>> begin Input material

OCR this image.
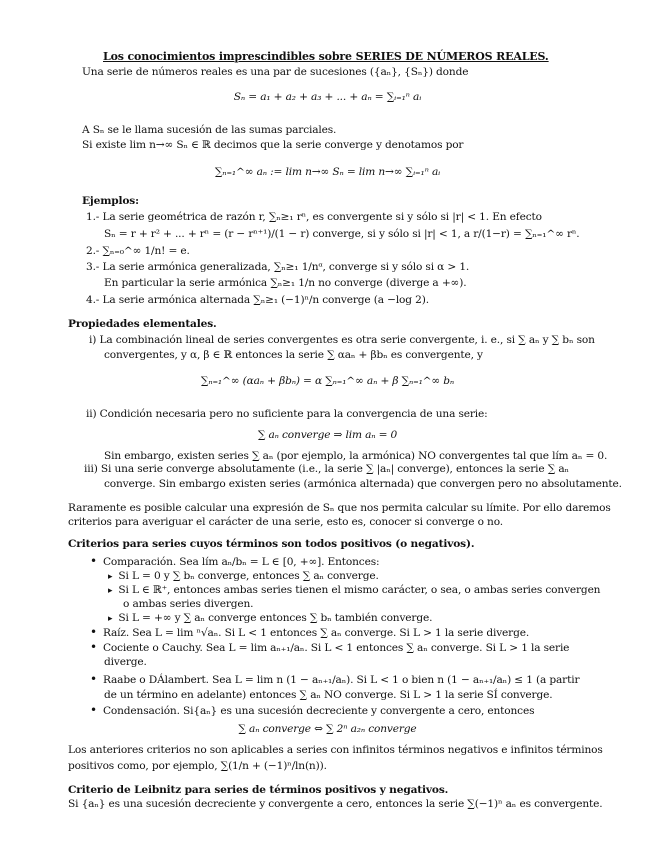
Los conocimientos imprescindibles sobre SERIES DE NÚMEROS REALES.
Una serie de números reales es una par de sucesiones ({aₙ}, {Sₙ}) donde
Sₙ = a₁ + a₂ + a₃ + ... + aₙ = ∑ᵢ₌₁ⁿ aᵢ
A Sₙ se le llama sucesión de las sumas parciales.
Si existe lim n→∞ Sₙ ∈ ℝ decimos que la serie converge y denotamos por
∑ₙ₌₁^∞ aₙ := lim n→∞ Sₙ = lim n→∞ ∑ᵢ₌₁ⁿ aᵢ
Ejemplos:
1.- La serie geométrica de razón r, ∑ₙ≥₁ rⁿ, es convergente si y sólo si |r| < 1. En efecto
Sₙ = r + r² + ... + rⁿ = (r − rⁿ⁺¹)/(1 − r) converge, si y sólo si |r| < 1, a r/(1−r) = ∑ₙ₌₁^∞ rⁿ.
2.- ∑ₙ₌₀^∞ 1/n! = e.
3.- La serie armónica generalizada, ∑ₙ≥₁ 1/nᵅ, converge si y sólo si α > 1.
En particular la serie armónica ∑ₙ≥₁ 1/n no converge (diverge a +∞).
4.- La serie armónica alternada ∑ₙ≥₁ (−1)ⁿ/n converge (a −log 2).
Propiedades elementales.
i) La combinación lineal de series convergentes es otra serie convergente, i. e., si ∑ aₙ y ∑ bₙ son
convergentes, y α, β ∈ ℝ entonces la serie ∑ αaₙ + βbₙ es convergente, y
∑ₙ₌₁^∞ (αaₙ + βbₙ) = α ∑ₙ₌₁^∞ aₙ + β ∑ₙ₌₁^∞ bₙ
ii) Condición necesaria pero no suficiente para la convergencia de una serie:
∑ aₙ converge ⇒ lim aₙ = 0
Sin embargo, existen series ∑ aₙ (por ejemplo, la armónica) NO convergentes tal que lím aₙ = 0.
iii) Si una serie converge absolutamente (i.e., la serie ∑ |aₙ| converge), entonces la serie ∑ aₙ
converge. Sin embargo existen series (armónica alternada) que convergen pero no absolutamente.
Raramente es posible calcular una expresión de Sₙ que nos permita calcular su límite. Por ello daremos
criterios para averiguar el carácter de una serie, esto es, conocer si converge o no.
Criterios para series cuyos términos son todos positivos (o negativos).
• Comparación. Sea lím aₙ/bₙ = L ∈ [0, +∞]. Entonces:
▸ Si L = 0 y ∑ bₙ converge, entonces ∑ aₙ converge.
▸ Si L ∈ ℝ⁺, entonces ambas series tienen el mismo carácter, o sea, o ambas series convergen
o ambas series divergen.
▸ Si L = +∞ y ∑ aₙ converge entonces ∑ bₙ también converge.
• Raíz. Sea L = lim ⁿ√aₙ. Si L < 1 entonces ∑ aₙ converge. Si L > 1 la serie diverge.
• Cociente o Cauchy. Sea L = lim aₙ₊₁/aₙ. Si L < 1 entonces ∑ aₙ converge. Si L > 1 la serie
diverge.
• Raabe o DÁlambert. Sea L = lim n (1 − aₙ₊₁/aₙ). Si L < 1 o bien n (1 − aₙ₊₁/aₙ) ≤ 1 (a partir
de un término en adelante) entonces ∑ aₙ NO converge. Si L > 1 la serie SÍ converge.
• Condensación. Si{aₙ} es una sucesión decreciente y convergente a cero, entonces
∑ aₙ converge ⇔ ∑ 2ⁿ a₂ₙ converge
Los anteriores criterios no son aplicables a series con infinitos términos negativos e infinitos términos
positivos como, por ejemplo, ∑(1/n + (−1)ⁿ/ln(n)).
Criterio de Leibnitz para series de términos positivos y negativos.
Si {aₙ} es una sucesión decreciente y convergente a cero, entonces la serie ∑(−1)ⁿ aₙ es convergente.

>> end Input material

Task statement:
Give the number of lines in the entries above that include the string "absolutamente". No other output is expected.

Exercise answer:
2